■ **The problem**: Below is a set of records; print all of them exactly as written.

++++ Supplied records

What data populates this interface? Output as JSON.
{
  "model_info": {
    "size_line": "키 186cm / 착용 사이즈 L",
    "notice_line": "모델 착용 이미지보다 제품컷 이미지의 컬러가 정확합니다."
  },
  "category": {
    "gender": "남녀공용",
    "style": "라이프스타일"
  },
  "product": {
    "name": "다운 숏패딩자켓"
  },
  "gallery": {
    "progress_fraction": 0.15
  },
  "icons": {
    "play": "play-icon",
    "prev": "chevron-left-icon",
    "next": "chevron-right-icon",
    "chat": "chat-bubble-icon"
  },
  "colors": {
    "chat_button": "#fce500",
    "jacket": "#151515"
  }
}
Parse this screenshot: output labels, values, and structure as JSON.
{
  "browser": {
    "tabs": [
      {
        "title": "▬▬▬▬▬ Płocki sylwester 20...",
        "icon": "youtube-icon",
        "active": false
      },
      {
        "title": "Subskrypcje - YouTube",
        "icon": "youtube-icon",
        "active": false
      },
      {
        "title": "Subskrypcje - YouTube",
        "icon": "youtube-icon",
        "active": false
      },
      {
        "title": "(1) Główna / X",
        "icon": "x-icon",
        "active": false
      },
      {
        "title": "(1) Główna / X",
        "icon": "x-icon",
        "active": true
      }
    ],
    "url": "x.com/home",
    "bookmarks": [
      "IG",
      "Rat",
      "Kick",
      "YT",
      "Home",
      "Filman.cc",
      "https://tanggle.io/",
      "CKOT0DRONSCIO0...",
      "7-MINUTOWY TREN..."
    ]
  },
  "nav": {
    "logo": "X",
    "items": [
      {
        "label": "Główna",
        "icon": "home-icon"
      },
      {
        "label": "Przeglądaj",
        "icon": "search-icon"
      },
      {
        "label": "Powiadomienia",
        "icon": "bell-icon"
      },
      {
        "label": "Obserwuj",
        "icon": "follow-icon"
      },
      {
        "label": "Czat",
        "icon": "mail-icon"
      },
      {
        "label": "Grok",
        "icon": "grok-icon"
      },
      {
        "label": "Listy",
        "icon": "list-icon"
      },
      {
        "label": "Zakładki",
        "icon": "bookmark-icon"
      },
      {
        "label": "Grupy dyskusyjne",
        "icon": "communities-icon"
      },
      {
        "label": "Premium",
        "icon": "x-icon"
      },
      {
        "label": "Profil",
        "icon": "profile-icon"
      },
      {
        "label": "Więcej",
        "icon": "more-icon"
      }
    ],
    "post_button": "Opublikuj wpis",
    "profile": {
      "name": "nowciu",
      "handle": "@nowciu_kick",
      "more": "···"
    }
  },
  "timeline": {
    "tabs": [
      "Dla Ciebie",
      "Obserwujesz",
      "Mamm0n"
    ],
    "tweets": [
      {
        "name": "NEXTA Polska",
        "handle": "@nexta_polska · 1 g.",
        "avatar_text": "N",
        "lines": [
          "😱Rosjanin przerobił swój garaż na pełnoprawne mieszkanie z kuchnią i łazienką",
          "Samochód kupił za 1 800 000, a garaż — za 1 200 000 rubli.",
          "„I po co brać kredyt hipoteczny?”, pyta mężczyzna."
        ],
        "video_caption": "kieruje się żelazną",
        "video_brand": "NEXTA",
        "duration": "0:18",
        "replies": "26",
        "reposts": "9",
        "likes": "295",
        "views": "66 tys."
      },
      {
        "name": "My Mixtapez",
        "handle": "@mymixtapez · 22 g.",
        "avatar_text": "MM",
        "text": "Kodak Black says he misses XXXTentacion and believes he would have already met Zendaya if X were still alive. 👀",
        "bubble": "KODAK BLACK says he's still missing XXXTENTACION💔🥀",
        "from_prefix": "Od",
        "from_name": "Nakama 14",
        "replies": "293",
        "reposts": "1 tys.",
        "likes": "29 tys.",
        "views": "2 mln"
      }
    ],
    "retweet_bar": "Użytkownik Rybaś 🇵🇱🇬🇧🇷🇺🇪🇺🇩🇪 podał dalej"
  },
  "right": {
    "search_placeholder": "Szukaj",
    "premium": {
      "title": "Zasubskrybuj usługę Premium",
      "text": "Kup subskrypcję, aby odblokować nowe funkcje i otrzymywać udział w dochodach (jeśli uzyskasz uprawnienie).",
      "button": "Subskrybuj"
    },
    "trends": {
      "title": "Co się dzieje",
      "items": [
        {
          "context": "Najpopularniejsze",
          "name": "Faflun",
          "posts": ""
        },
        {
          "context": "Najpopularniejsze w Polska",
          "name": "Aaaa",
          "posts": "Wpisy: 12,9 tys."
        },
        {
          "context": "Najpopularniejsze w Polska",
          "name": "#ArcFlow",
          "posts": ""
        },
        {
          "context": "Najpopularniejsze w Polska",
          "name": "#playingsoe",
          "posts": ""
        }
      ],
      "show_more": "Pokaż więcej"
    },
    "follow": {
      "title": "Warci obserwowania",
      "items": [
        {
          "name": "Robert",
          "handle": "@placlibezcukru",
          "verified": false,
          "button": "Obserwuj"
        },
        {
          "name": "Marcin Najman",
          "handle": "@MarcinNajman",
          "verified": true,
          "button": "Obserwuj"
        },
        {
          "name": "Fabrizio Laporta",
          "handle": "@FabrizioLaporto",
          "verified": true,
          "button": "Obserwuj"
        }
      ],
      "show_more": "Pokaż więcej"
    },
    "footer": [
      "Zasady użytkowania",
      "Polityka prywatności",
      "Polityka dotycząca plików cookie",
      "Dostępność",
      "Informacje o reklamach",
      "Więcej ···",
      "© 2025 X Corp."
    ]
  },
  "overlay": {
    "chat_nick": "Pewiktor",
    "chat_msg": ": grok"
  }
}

++++++++

■ **Exercise solution**:
What data populates this interface? Output as JSON.
{
  "model_info": {
    "size_line": "키 186cm / 착용 사이즈 L",
    "notice_line": "모델 착용 이미지보다 제품컷 이미지의 컬러가 정확합니다."
  },
  "category": {
    "gender": "남녀공용",
    "style": "라이프스타일"
  },
  "product": {
    "name": "다운 숏패딩자켓"
  },
  "gallery": {
    "progress_fraction": 0.15
  },
  "icons": {
    "play": "play-icon",
    "prev": "chevron-left-icon",
    "next": "chevron-right-icon",
    "chat": "chat-bubble-icon"
  },
  "colors": {
    "chat_button": "#fce500",
    "jacket": "#151515"
  }
}
Parse this screenshot: output labels, values, and structure as JSON.
{
  "browser": {
    "tabs": [
      {
        "title": "▬▬▬▬▬ Płocki sylwester 20...",
        "icon": "youtube-icon",
        "active": false
      },
      {
        "title": "Subskrypcje - YouTube",
        "icon": "youtube-icon",
        "active": false
      },
      {
        "title": "Subskrypcje - YouTube",
        "icon": "youtube-icon",
        "active": false
      },
      {
        "title": "(1) Główna / X",
        "icon": "x-icon",
        "active": false
      },
      {
        "title": "(1) Główna / X",
        "icon": "x-icon",
        "active": true
      }
    ],
    "url": "x.com/home",
    "bookmarks": [
      "IG",
      "Rat",
      "Kick",
      "YT",
      "Home",
      "Filman.cc",
      "https://tanggle.io/",
      "CKOT0DRONSCIO0...",
      "7-MINUTOWY TREN..."
    ]
  },
  "nav": {
    "logo": "X",
    "items": [
      {
        "label": "Główna",
        "icon": "home-icon"
      },
      {
        "label": "Przeglądaj",
        "icon": "search-icon"
      },
      {
        "label": "Powiadomienia",
        "icon": "bell-icon"
      },
      {
        "label": "Obserwuj",
        "icon": "follow-icon"
      },
      {
        "label": "Czat",
        "icon": "mail-icon"
      },
      {
        "label": "Grok",
        "icon": "grok-icon"
      },
      {
        "label": "Listy",
        "icon": "list-icon"
      },
      {
        "label": "Zakładki",
        "icon": "bookmark-icon"
      },
      {
        "label": "Grupy dyskusyjne",
        "icon": "communities-icon"
      },
      {
        "label": "Premium",
        "icon": "x-icon"
      },
      {
        "label": "Profil",
        "icon": "profile-icon"
      },
      {
        "label": "Więcej",
        "icon": "more-icon"
      }
    ],
    "post_button": "Opublikuj wpis",
    "profile": {
      "name": "nowciu",
      "handle": "@nowciu_kick",
      "more": "···"
    }
  },
  "timeline": {
    "tabs": [
      "Dla Ciebie",
      "Obserwujesz",
      "Mamm0n"
    ],
    "tweets": [
      {
        "name": "NEXTA Polska",
        "handle": "@nexta_polska · 1 g.",
        "avatar_text": "N",
        "lines": [
          "😱Rosjanin przerobił swój garaż na pełnoprawne mieszkanie z kuchnią i łazienką",
          "Samochód kupił za 1 800 000, a garaż — za 1 200 000 rubli.",
          "„I po co brać kredyt hipoteczny?”, pyta mężczyzna."
        ],
        "video_caption": "kieruje się żelazną",
        "video_brand": "NEXTA",
        "duration": "0:18",
        "replies": "26",
        "reposts": "9",
        "likes": "295",
        "views": "66 tys."
      },
      {
        "name": "My Mixtapez",
        "handle": "@mymixtapez · 22 g.",
        "avatar_text": "MM",
        "text": "Kodak Black says he misses XXXTentacion and believes he would have already met Zendaya if X were still alive. 👀",
        "bubble": "KODAK BLACK says he's still missing XXXTENTACION💔🥀",
        "from_prefix": "Od",
        "from_name": "Nakama 14",
        "replies": "293",
        "reposts": "1 tys.",
        "likes": "29 tys.",
        "views": "2 mln"
      }
    ],
    "retweet_bar": "Użytkownik Rybaś 🇵🇱🇬🇧🇷🇺🇪🇺🇩🇪 podał dalej"
  },
  "right": {
    "search_placeholder": "Szukaj",
    "premium": {
      "title": "Zasubskrybuj usługę Premium",
      "text": "Kup subskrypcję, aby odblokować nowe funkcje i otrzymywać udział w dochodach (jeśli uzyskasz uprawnienie).",
      "button": "Subskrybuj"
    },
    "trends": {
      "title": "Co się dzieje",
      "items": [
        {
          "context": "Najpopularniejsze",
          "name": "Faflun",
          "posts": ""
        },
        {
          "context": "Najpopularniejsze w Polska",
          "name": "Aaaa",
          "posts": "Wpisy: 12,9 tys."
        },
        {
          "context": "Najpopularniejsze w Polska",
          "name": "#ArcFlow",
          "posts": ""
        },
        {
          "context": "Najpopularniejsze w Polska",
          "name": "#playingsoe",
          "posts": ""
        }
      ],
      "show_more": "Pokaż więcej"
    },
    "follow": {
      "title": "Warci obserwowania",
      "items": [
        {
          "name": "Robert",
          "handle": "@placlibezcukru",
          "verified": false,
          "button": "Obserwuj"
        },
        {
          "name": "Marcin Najman",
          "handle": "@MarcinNajman",
          "verified": true,
          "button": "Obserwuj"
        },
        {
          "name": "Fabrizio Laporta",
          "handle": "@FabrizioLaporto",
          "verified": true,
          "button": "Obserwuj"
        }
      ],
      "show_more": "Pokaż więcej"
    },
    "footer": [
      "Zasady użytkowania",
      "Polityka prywatności",
      "Polityka dotycząca plików cookie",
      "Dostępność",
      "Informacje o reklamach",
      "Więcej ···",
      "© 2025 X Corp."
    ]
  },
  "overlay": {
    "chat_nick": "Pewiktor",
    "chat_msg": ": grok"
  }
}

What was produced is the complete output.